[AIM]:
Check each line for the word "second" and report how many have it. Give nothing else.

* Begin *

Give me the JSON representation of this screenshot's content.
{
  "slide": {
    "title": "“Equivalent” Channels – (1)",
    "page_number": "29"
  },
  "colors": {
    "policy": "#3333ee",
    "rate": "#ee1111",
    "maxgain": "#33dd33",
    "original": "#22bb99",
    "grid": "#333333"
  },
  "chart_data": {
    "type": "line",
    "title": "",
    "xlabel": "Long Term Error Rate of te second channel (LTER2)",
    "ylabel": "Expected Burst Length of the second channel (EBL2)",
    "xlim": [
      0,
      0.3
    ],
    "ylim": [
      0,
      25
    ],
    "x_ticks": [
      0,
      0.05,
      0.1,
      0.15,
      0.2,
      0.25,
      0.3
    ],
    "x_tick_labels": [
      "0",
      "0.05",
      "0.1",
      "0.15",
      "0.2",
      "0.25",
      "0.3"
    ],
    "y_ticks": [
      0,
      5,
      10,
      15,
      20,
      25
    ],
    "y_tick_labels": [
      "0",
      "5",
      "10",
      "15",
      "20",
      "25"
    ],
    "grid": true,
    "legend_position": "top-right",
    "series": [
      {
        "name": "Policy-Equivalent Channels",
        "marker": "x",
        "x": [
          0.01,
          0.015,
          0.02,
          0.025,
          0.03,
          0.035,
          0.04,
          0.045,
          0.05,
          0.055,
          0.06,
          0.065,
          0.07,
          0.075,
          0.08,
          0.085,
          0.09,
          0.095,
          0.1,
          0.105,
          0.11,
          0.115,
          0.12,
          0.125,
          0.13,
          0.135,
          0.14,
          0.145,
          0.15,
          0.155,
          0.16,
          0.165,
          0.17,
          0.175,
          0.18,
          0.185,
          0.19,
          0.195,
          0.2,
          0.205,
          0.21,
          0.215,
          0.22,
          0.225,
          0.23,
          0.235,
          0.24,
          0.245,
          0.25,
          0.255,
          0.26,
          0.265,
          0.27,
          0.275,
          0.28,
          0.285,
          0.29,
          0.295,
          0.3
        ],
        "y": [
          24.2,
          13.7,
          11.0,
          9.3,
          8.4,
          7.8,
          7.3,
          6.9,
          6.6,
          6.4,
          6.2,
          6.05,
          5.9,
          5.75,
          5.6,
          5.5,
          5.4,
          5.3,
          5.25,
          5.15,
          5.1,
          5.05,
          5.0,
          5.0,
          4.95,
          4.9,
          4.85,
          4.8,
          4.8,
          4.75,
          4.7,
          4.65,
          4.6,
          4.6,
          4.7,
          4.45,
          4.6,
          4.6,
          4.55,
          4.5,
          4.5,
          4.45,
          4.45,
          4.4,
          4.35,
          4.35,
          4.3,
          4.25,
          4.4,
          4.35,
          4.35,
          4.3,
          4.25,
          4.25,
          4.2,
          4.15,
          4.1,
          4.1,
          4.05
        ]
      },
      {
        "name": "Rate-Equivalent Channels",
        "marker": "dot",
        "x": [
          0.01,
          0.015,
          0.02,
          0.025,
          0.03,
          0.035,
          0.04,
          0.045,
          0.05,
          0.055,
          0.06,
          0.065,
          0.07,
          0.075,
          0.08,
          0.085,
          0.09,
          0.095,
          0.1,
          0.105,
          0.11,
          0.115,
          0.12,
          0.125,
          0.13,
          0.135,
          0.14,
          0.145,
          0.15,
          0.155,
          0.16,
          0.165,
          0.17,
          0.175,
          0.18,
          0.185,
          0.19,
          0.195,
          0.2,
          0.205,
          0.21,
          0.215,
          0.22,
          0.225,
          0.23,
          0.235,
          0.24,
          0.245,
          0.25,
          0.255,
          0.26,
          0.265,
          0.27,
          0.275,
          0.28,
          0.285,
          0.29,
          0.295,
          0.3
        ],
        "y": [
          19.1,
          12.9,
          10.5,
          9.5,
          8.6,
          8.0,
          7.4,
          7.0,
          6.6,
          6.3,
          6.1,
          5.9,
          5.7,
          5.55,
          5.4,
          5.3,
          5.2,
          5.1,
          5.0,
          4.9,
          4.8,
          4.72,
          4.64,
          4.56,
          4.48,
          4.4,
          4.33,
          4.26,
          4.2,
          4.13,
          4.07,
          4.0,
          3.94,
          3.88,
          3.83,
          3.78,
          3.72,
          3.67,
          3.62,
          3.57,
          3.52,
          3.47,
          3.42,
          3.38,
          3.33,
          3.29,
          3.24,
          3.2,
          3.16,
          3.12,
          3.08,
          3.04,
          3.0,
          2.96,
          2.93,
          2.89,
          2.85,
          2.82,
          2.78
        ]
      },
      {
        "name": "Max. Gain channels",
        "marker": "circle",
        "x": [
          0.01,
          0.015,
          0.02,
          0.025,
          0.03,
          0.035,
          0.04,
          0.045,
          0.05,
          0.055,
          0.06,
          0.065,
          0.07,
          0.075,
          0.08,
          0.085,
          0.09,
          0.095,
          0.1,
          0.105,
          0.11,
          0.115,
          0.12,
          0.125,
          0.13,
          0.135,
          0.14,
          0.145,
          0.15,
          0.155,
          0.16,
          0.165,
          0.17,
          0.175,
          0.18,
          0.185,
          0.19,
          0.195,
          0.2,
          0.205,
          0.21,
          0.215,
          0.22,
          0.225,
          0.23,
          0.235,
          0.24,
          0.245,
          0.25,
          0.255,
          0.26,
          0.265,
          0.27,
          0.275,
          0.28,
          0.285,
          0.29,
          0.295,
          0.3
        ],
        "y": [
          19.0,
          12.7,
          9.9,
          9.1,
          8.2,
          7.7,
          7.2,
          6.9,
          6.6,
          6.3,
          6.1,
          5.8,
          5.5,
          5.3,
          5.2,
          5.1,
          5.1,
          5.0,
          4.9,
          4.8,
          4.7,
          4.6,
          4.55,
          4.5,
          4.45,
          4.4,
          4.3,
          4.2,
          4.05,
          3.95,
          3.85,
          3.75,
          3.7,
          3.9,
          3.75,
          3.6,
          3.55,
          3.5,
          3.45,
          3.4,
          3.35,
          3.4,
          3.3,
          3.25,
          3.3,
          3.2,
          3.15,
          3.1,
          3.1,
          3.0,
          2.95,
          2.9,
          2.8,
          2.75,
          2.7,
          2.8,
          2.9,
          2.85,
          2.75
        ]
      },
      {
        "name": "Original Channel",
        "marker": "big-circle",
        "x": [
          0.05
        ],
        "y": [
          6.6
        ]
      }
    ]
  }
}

* End *

[EXPECTED ANSWER]:
2